[Collected data entries]

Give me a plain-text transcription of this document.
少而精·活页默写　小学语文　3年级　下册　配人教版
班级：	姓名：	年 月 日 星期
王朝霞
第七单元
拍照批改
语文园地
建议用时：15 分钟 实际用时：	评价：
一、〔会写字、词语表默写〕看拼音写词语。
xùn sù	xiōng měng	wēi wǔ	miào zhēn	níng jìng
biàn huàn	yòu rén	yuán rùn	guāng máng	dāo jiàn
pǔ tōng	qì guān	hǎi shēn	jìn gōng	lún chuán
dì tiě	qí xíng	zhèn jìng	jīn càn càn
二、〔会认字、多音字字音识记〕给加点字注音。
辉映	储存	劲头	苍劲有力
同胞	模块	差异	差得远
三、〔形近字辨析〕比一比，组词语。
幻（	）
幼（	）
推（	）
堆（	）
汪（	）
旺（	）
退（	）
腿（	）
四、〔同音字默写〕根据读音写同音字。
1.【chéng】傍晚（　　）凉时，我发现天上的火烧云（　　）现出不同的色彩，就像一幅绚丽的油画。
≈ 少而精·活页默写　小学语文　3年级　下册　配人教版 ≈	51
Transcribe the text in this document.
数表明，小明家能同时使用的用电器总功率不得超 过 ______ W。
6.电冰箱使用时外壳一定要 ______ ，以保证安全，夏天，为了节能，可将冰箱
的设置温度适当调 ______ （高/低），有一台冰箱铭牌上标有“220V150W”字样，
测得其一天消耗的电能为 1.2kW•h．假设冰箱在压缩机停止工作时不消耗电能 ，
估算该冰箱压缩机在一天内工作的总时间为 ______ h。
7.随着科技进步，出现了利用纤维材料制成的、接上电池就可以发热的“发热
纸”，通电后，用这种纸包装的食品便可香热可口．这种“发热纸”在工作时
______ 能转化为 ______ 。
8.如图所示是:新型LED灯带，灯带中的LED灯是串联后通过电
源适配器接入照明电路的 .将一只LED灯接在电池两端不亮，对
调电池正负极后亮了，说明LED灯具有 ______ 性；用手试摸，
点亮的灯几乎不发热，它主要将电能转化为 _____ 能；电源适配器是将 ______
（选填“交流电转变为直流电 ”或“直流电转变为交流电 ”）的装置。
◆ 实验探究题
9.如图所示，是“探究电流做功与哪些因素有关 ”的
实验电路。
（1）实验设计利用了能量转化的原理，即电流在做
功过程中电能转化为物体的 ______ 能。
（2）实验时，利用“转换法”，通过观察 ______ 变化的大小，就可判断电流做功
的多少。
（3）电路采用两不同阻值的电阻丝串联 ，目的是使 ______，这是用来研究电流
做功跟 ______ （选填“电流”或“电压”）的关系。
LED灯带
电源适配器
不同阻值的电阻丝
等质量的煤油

• **PROMPT**: Transcribe every line of the data, exactly as it stands.

• **EXERCISE OUTPUT**:
Give me a plain-text transcription of this document.
少而精·活页默写　小学语文　3年级　下册　配人教版
班级：	姓名：	年 月 日 星期
王朝霞
第七单元
拍照批改
语文园地
建议用时：15 分钟 实际用时：	评价：
一、〔会写字、词语表默写〕看拼音写词语。
xùn sù	xiōng měng	wēi wǔ	miào zhēn	níng jìng
biàn huàn	yòu rén	yuán rùn	guāng máng	dāo jiàn
pǔ tōng	qì guān	hǎi shēn	jìn gōng	lún chuán
dì tiě	qí xíng	zhèn jìng	jīn càn càn
二、〔会认字、多音字字音识记〕给加点字注音。
辉映	储存	劲头	苍劲有力
同胞	模块	差异	差得远
三、〔形近字辨析〕比一比，组词语。
幻（	）
幼（	）
推（	）
堆（	）
汪（	）
旺（	）
退（	）
腿（	）
四、〔同音字默写〕根据读音写同音字。
1.【chéng】傍晚（　　）凉时，我发现天上的火烧云（　　）现出不同的色彩，就像一幅绚丽的油画。
≈ 少而精·活页默写　小学语文　3年级　下册　配人教版 ≈	51
Transcribe the text in this document.
数表明，小明家能同时使用的用电器总功率不得超 过 ______ W。
6.电冰箱使用时外壳一定要 ______ ，以保证安全，夏天，为了节能，可将冰箱
的设置温度适当调 ______ （高/低），有一台冰箱铭牌上标有“220V150W”字样，
测得其一天消耗的电能为 1.2kW•h．假设冰箱在压缩机停止工作时不消耗电能 ，
估算该冰箱压缩机在一天内工作的总时间为 ______ h。
7.随着科技进步，出现了利用纤维材料制成的、接上电池就可以发热的“发热
纸”，通电后，用这种纸包装的食品便可香热可口．这种“发热纸”在工作时
______ 能转化为 ______ 。
8.如图所示是:新型LED灯带，灯带中的LED灯是串联后通过电
源适配器接入照明电路的 .将一只LED灯接在电池两端不亮，对
调电池正负极后亮了，说明LED灯具有 ______ 性；用手试摸，
点亮的灯几乎不发热，它主要将电能转化为 _____ 能；电源适配器是将 ______
（选填“交流电转变为直流电 ”或“直流电转变为交流电 ”）的装置。
◆ 实验探究题
9.如图所示，是“探究电流做功与哪些因素有关 ”的
实验电路。
（1）实验设计利用了能量转化的原理，即电流在做
功过程中电能转化为物体的 ______ 能。
（2）实验时，利用“转换法”，通过观察 ______ 变化的大小，就可判断电流做功
的多少。
（3）电路采用两不同阻值的电阻丝串联 ，目的是使 ______，这是用来研究电流
做功跟 ______ （选填“电流”或“电压”）的关系。
LED灯带
电源适配器
不同阻值的电阻丝
等质量的煤油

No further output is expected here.